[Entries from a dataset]
++++++++

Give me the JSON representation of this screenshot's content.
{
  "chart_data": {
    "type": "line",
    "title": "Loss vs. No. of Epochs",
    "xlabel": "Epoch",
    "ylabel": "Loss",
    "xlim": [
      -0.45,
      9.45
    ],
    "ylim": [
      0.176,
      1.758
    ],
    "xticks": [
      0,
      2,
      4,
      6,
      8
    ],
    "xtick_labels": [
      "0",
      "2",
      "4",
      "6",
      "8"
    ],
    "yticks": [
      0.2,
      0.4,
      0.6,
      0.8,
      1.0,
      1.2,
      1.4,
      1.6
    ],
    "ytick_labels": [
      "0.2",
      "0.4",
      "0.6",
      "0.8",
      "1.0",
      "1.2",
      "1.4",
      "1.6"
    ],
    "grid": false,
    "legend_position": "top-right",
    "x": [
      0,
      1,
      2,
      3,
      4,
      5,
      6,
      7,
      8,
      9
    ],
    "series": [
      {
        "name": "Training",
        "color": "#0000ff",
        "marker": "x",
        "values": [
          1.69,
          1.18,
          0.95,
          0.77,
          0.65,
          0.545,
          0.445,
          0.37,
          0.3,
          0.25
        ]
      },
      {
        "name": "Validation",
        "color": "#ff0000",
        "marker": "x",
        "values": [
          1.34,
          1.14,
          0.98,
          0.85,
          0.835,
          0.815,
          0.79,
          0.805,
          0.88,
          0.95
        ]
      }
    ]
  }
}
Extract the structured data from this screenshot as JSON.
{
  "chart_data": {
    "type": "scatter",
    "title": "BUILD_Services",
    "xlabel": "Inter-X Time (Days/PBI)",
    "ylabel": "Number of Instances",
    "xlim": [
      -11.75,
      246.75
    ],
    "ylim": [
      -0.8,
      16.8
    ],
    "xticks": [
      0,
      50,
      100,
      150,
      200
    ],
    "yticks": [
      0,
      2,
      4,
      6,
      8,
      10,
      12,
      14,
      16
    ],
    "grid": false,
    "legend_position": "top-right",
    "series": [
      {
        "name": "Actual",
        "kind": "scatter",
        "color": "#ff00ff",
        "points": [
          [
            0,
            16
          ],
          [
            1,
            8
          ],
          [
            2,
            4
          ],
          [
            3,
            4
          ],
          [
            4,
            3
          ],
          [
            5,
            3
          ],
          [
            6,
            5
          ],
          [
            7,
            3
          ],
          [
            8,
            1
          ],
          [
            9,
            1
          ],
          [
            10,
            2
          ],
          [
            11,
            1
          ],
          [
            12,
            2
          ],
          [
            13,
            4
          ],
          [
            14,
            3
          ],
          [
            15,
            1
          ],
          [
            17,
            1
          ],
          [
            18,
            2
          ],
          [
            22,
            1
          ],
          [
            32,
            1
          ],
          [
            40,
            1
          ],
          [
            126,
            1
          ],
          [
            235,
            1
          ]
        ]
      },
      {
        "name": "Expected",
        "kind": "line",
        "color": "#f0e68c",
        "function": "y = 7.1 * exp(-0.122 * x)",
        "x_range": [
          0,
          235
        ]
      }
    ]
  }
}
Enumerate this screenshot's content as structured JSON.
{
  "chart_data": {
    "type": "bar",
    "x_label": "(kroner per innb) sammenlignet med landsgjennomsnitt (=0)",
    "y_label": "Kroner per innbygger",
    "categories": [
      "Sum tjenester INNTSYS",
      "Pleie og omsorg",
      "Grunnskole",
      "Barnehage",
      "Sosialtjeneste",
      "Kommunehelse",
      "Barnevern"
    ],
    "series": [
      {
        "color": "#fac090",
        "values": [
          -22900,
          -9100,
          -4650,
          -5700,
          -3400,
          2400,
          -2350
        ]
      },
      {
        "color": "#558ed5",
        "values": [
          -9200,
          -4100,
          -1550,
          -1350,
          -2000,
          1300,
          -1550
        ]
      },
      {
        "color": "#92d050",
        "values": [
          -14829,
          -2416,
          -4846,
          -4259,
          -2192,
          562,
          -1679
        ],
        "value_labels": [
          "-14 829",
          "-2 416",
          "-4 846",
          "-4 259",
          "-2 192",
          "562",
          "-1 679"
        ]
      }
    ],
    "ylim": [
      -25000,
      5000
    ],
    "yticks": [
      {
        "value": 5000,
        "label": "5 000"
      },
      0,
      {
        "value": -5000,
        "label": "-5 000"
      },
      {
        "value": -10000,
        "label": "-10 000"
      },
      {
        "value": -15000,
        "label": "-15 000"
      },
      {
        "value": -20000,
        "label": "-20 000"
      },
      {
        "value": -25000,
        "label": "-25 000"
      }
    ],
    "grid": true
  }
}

++++++++

> **Aim**: Repeat the records above exactly.

> **Solution**:
Give me the JSON representation of this screenshot's content.
{
  "chart_data": {
    "type": "line",
    "title": "Loss vs. No. of Epochs",
    "xlabel": "Epoch",
    "ylabel": "Loss",
    "xlim": [
      -0.45,
      9.45
    ],
    "ylim": [
      0.176,
      1.758
    ],
    "xticks": [
      0,
      2,
      4,
      6,
      8
    ],
    "xtick_labels": [
      "0",
      "2",
      "4",
      "6",
      "8"
    ],
    "yticks": [
      0.2,
      0.4,
      0.6,
      0.8,
      1.0,
      1.2,
      1.4,
      1.6
    ],
    "ytick_labels": [
      "0.2",
      "0.4",
      "0.6",
      "0.8",
      "1.0",
      "1.2",
      "1.4",
      "1.6"
    ],
    "grid": false,
    "legend_position": "top-right",
    "x": [
      0,
      1,
      2,
      3,
      4,
      5,
      6,
      7,
      8,
      9
    ],
    "series": [
      {
        "name": "Training",
        "color": "#0000ff",
        "marker": "x",
        "values": [
          1.69,
          1.18,
          0.95,
          0.77,
          0.65,
          0.545,
          0.445,
          0.37,
          0.3,
          0.25
        ]
      },
      {
        "name": "Validation",
        "color": "#ff0000",
        "marker": "x",
        "values": [
          1.34,
          1.14,
          0.98,
          0.85,
          0.835,
          0.815,
          0.79,
          0.805,
          0.88,
          0.95
        ]
      }
    ]
  }
}
Extract the structured data from this screenshot as JSON.
{
  "chart_data": {
    "type": "scatter",
    "title": "BUILD_Services",
    "xlabel": "Inter-X Time (Days/PBI)",
    "ylabel": "Number of Instances",
    "xlim": [
      -11.75,
      246.75
    ],
    "ylim": [
      -0.8,
      16.8
    ],
    "xticks": [
      0,
      50,
      100,
      150,
      200
    ],
    "yticks": [
      0,
      2,
      4,
      6,
      8,
      10,
      12,
      14,
      16
    ],
    "grid": false,
    "legend_position": "top-right",
    "series": [
      {
        "name": "Actual",
        "kind": "scatter",
        "color": "#ff00ff",
        "points": [
          [
            0,
            16
          ],
          [
            1,
            8
          ],
          [
            2,
            4
          ],
          [
            3,
            4
          ],
          [
            4,
            3
          ],
          [
            5,
            3
          ],
          [
            6,
            5
          ],
          [
            7,
            3
          ],
          [
            8,
            1
          ],
          [
            9,
            1
          ],
          [
            10,
            2
          ],
          [
            11,
            1
          ],
          [
            12,
            2
          ],
          [
            13,
            4
          ],
          [
            14,
            3
          ],
          [
            15,
            1
          ],
          [
            17,
            1
          ],
          [
            18,
            2
          ],
          [
            22,
            1
          ],
          [
            32,
            1
          ],
          [
            40,
            1
          ],
          [
            126,
            1
          ],
          [
            235,
            1
          ]
        ]
      },
      {
        "name": "Expected",
        "kind": "line",
        "color": "#f0e68c",
        "function": "y = 7.1 * exp(-0.122 * x)",
        "x_range": [
          0,
          235
        ]
      }
    ]
  }
}
Enumerate this screenshot's content as structured JSON.
{
  "chart_data": {
    "type": "bar",
    "x_label": "(kroner per innb) sammenlignet med landsgjennomsnitt (=0)",
    "y_label": "Kroner per innbygger",
    "categories": [
      "Sum tjenester INNTSYS",
      "Pleie og omsorg",
      "Grunnskole",
      "Barnehage",
      "Sosialtjeneste",
      "Kommunehelse",
      "Barnevern"
    ],
    "series": [
      {
        "color": "#fac090",
        "values": [
          -22900,
          -9100,
          -4650,
          -5700,
          -3400,
          2400,
          -2350
        ]
      },
      {
        "color": "#558ed5",
        "values": [
          -9200,
          -4100,
          -1550,
          -1350,
          -2000,
          1300,
          -1550
        ]
      },
      {
        "color": "#92d050",
        "values": [
          -14829,
          -2416,
          -4846,
          -4259,
          -2192,
          562,
          -1679
        ],
        "value_labels": [
          "-14 829",
          "-2 416",
          "-4 846",
          "-4 259",
          "-2 192",
          "562",
          "-1 679"
        ]
      }
    ],
    "ylim": [
      -25000,
      5000
    ],
    "yticks": [
      {
        "value": 5000,
        "label": "5 000"
      },
      0,
      {
        "value": -5000,
        "label": "-5 000"
      },
      {
        "value": -10000,
        "label": "-10 000"
      },
      {
        "value": -15000,
        "label": "-15 000"
      },
      {
        "value": -20000,
        "label": "-20 000"
      },
      {
        "value": -25000,
        "label": "-25 000"
      }
    ],
    "grid": true
  }
}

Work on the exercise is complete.